(Items from a figure collection)
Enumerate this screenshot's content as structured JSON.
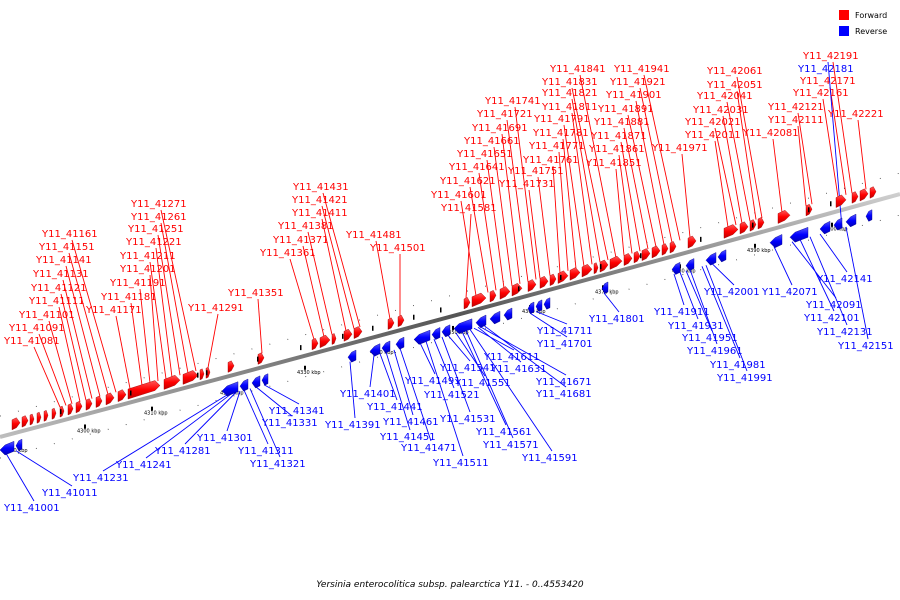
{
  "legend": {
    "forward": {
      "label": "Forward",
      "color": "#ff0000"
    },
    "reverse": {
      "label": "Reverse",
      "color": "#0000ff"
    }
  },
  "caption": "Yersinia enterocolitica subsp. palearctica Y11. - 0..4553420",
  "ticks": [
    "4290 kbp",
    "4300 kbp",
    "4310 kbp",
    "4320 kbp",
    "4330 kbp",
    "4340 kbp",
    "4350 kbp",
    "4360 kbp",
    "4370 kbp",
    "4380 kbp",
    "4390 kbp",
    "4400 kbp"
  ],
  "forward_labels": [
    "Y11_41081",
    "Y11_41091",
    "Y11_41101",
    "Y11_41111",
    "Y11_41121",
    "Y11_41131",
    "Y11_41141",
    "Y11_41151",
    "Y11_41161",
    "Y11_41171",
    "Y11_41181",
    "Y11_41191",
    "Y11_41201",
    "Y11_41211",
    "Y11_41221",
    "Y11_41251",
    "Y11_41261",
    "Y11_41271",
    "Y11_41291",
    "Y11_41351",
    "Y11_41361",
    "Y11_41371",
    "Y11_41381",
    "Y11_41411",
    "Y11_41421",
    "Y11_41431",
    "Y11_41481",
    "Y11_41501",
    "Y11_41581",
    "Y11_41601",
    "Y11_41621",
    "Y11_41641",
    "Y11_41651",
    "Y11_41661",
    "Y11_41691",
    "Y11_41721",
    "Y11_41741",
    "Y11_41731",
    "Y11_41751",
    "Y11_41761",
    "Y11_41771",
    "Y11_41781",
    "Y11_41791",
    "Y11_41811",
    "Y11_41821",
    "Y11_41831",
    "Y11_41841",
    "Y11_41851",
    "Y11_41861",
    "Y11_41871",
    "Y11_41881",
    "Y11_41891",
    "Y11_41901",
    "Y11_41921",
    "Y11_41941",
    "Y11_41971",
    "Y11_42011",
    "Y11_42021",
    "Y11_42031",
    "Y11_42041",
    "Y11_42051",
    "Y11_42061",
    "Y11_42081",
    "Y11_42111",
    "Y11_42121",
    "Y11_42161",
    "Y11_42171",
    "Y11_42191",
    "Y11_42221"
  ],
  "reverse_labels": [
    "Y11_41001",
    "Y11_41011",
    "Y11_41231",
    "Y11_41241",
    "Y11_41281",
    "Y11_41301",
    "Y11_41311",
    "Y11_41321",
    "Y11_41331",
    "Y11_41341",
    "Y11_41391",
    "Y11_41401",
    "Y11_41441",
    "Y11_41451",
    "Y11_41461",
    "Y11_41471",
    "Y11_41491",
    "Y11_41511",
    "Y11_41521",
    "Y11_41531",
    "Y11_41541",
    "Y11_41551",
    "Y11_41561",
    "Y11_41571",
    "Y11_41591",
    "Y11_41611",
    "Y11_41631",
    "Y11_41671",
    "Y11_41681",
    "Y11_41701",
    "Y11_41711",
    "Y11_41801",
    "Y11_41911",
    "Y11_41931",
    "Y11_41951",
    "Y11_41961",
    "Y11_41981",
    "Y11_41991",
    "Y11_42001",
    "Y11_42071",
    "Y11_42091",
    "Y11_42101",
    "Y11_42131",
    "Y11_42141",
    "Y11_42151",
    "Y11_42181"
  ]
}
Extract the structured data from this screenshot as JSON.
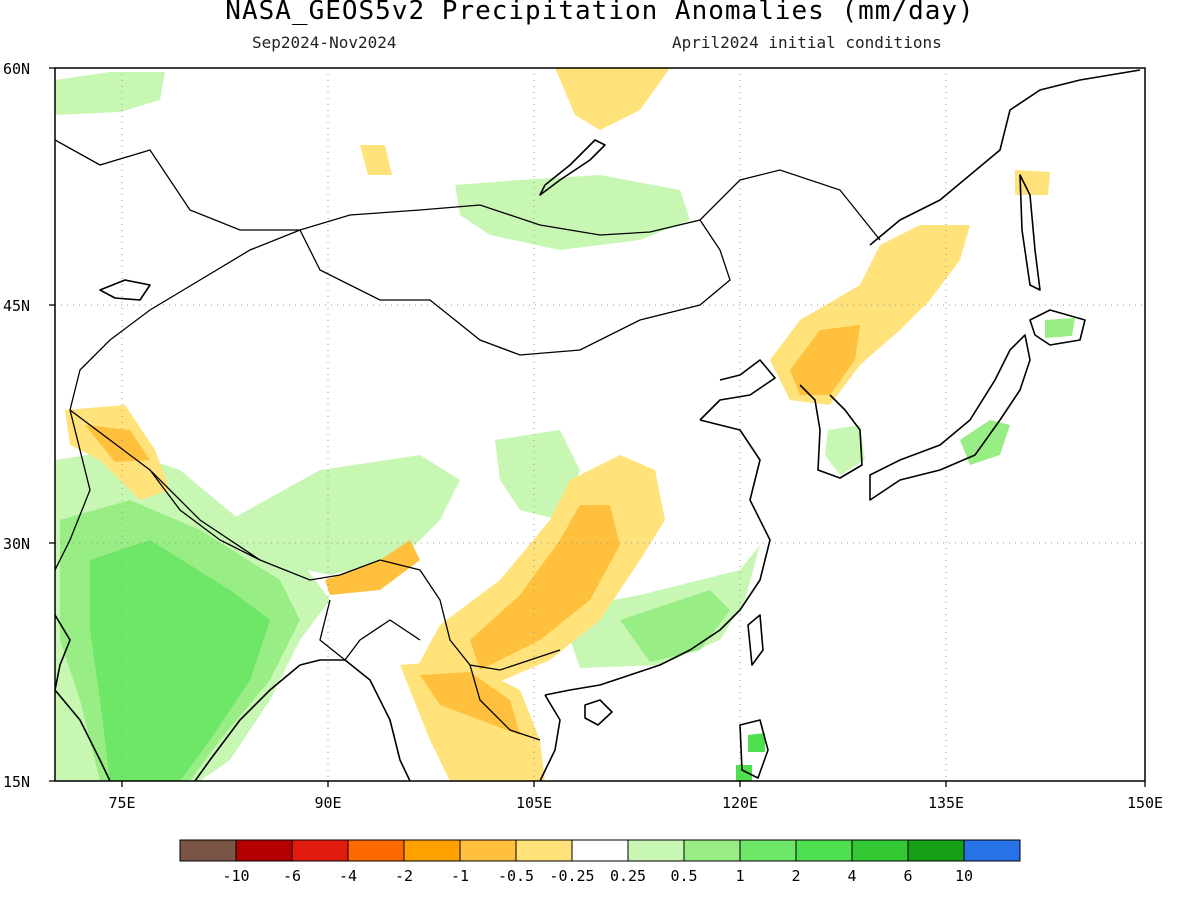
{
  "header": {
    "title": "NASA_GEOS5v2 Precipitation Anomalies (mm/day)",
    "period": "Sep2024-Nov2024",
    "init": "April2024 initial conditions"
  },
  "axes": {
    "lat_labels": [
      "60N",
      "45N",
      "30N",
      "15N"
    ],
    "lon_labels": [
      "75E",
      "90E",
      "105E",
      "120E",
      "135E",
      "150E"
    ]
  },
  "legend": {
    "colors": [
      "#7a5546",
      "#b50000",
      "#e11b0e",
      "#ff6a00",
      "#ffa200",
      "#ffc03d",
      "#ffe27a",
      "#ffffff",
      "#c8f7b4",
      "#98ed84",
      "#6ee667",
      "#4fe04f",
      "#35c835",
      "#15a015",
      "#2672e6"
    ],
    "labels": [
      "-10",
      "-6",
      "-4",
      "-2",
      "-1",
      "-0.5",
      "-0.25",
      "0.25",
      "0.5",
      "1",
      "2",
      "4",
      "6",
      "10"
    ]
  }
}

### TASK DIRECTIONS
Only lines holding the string "this" are wanted; gather each one from the entries above.

### EXERCISE RESULT
Enumerate this screenshot's content as structured JSON.
Extract the structured data from this screenshot as JSON.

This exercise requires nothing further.